• _Given records_:
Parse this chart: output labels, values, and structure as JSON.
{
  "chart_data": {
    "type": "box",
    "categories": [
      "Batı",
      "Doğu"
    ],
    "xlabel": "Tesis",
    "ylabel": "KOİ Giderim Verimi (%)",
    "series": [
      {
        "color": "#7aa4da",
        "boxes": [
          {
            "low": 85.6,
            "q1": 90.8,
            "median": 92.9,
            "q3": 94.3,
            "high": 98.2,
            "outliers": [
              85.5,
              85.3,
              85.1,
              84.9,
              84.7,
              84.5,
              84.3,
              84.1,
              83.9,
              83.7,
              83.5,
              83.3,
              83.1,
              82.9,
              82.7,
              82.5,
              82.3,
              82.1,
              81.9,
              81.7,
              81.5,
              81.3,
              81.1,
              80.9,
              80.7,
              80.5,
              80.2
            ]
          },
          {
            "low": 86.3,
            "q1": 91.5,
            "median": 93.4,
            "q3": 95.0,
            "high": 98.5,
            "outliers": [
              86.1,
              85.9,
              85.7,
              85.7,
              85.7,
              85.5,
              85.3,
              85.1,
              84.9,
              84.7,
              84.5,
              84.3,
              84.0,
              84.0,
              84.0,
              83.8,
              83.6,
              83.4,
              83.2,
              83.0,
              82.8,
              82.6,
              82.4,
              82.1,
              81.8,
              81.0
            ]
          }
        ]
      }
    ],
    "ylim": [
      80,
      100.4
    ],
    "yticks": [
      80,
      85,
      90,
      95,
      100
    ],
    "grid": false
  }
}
--
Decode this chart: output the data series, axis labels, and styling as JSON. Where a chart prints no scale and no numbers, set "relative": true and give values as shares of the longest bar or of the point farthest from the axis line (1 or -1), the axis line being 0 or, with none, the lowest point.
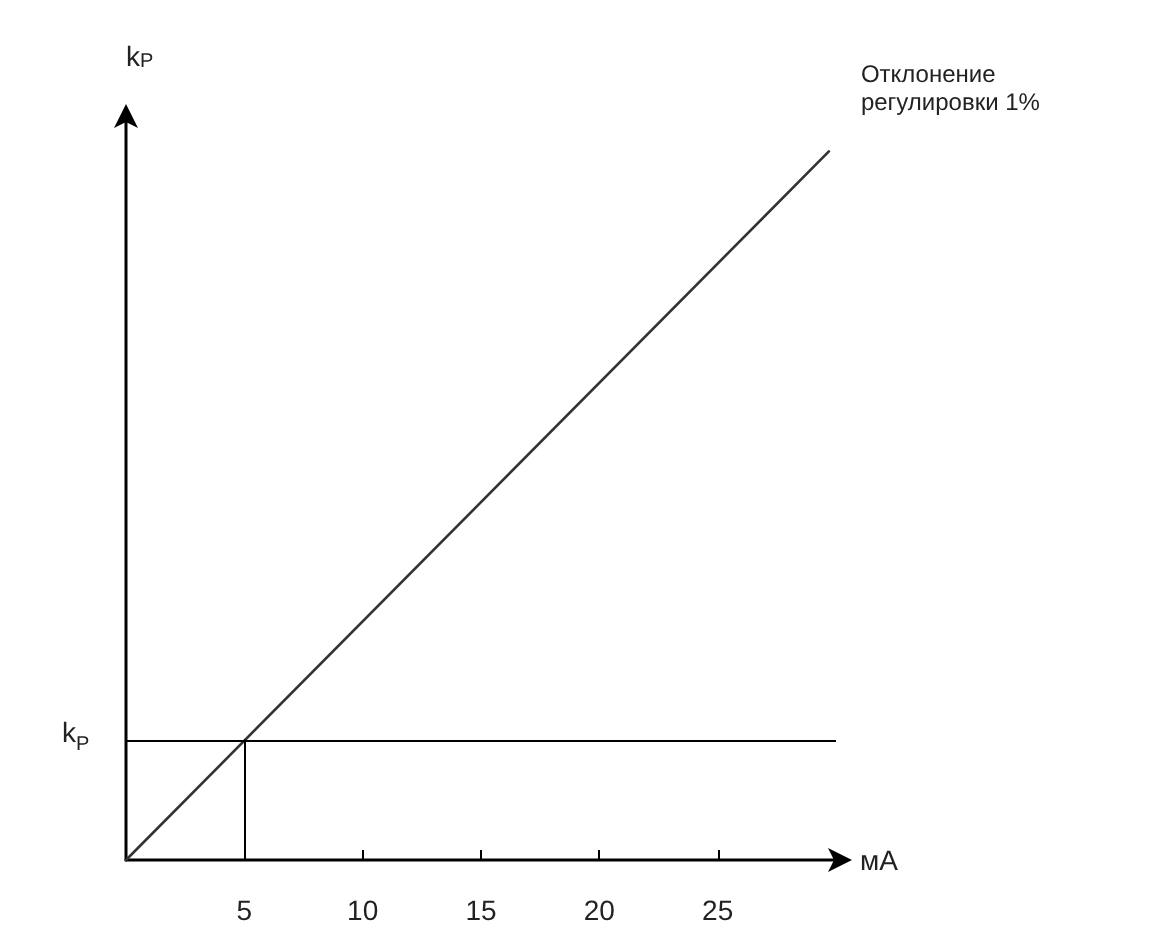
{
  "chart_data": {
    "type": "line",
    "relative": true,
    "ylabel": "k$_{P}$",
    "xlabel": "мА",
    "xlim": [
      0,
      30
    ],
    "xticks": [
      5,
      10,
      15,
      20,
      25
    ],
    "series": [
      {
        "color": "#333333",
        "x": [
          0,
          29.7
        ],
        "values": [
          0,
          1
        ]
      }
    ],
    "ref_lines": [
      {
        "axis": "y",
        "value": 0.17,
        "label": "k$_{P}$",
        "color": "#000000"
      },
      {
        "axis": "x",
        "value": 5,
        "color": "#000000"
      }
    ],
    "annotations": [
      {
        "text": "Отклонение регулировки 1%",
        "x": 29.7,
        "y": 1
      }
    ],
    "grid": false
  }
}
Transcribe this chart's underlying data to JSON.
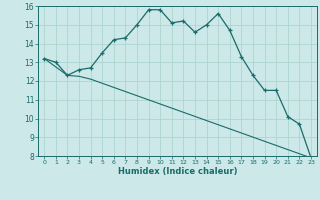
--
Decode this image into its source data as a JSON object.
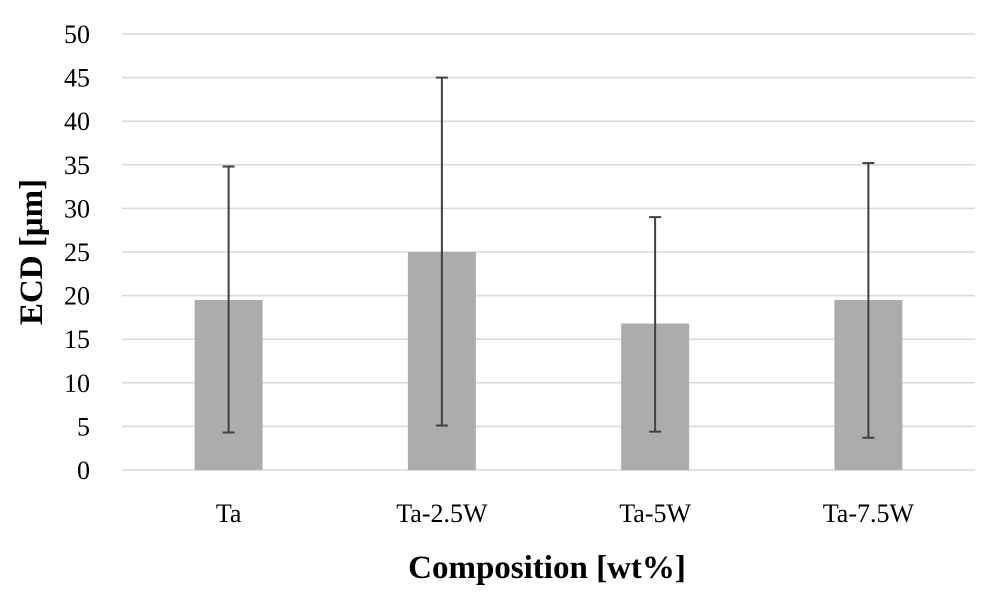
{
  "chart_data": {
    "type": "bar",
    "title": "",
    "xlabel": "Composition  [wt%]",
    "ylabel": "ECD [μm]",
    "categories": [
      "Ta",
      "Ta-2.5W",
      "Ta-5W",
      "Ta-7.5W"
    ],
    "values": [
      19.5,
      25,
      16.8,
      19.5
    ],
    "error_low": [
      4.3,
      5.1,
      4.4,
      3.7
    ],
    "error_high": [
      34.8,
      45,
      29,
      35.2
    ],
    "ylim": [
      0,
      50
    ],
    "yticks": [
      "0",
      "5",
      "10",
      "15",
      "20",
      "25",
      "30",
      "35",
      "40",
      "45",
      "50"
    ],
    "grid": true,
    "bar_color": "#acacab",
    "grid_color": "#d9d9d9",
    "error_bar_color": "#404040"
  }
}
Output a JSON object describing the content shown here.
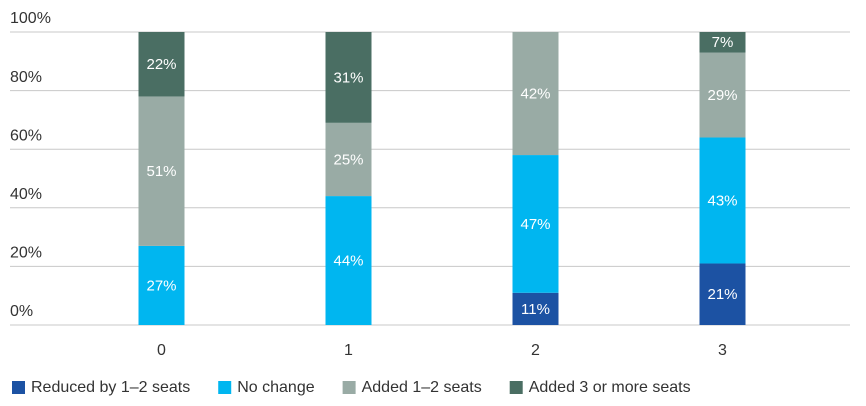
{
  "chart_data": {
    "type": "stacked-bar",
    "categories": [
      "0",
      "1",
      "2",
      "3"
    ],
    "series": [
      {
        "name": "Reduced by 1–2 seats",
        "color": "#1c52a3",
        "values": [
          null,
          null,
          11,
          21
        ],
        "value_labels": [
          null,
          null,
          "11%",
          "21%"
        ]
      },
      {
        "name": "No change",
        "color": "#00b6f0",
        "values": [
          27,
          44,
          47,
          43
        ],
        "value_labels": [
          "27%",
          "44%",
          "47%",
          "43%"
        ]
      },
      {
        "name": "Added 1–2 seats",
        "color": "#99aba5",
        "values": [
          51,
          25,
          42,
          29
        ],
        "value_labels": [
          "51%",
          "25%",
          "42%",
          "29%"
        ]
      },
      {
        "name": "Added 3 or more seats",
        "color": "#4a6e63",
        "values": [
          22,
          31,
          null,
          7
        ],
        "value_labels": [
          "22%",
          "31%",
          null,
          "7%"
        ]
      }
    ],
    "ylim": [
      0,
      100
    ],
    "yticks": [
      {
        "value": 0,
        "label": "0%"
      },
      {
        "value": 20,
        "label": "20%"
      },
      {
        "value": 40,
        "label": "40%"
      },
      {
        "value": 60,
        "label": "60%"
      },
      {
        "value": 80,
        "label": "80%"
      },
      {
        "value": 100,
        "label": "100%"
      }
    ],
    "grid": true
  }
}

• _Task statement_:
Go back to the listing above and reproduce, exactly, the stretch from the line bearing "Decode this chart: output" through the line bearing "Transcribe this chart's", without its pictures.

• _Finished answer_:
Decode this chart: output the data series, axis labels, and styling as JSON. Where a chart prints no scale and no numbers, set "relative": true and give values as shares of the longest bar or of the point farthest from the axis line (1 or -1), the axis line being 0 or, with none, the lowest point.
{
  "chart_data": {
    "type": "line",
    "relative": true,
    "ylabel": "k$_{P}$",
    "xlabel": "мА",
    "xlim": [
      0,
      30
    ],
    "xticks": [
      5,
      10,
      15,
      20,
      25
    ],
    "series": [
      {
        "color": "#333333",
        "x": [
          0,
          29.7
        ],
        "values": [
          0,
          1
        ]
      }
    ],
    "ref_lines": [
      {
        "axis": "y",
        "value": 0.17,
        "label": "k$_{P}$",
        "color": "#000000"
      },
      {
        "axis": "x",
        "value": 5,
        "color": "#000000"
      }
    ],
    "annotations": [
      {
        "text": "Отклонение регулировки 1%",
        "x": 29.7,
        "y": 1
      }
    ],
    "grid": false
  }
}
Transcribe this chart's underlying data to JSON.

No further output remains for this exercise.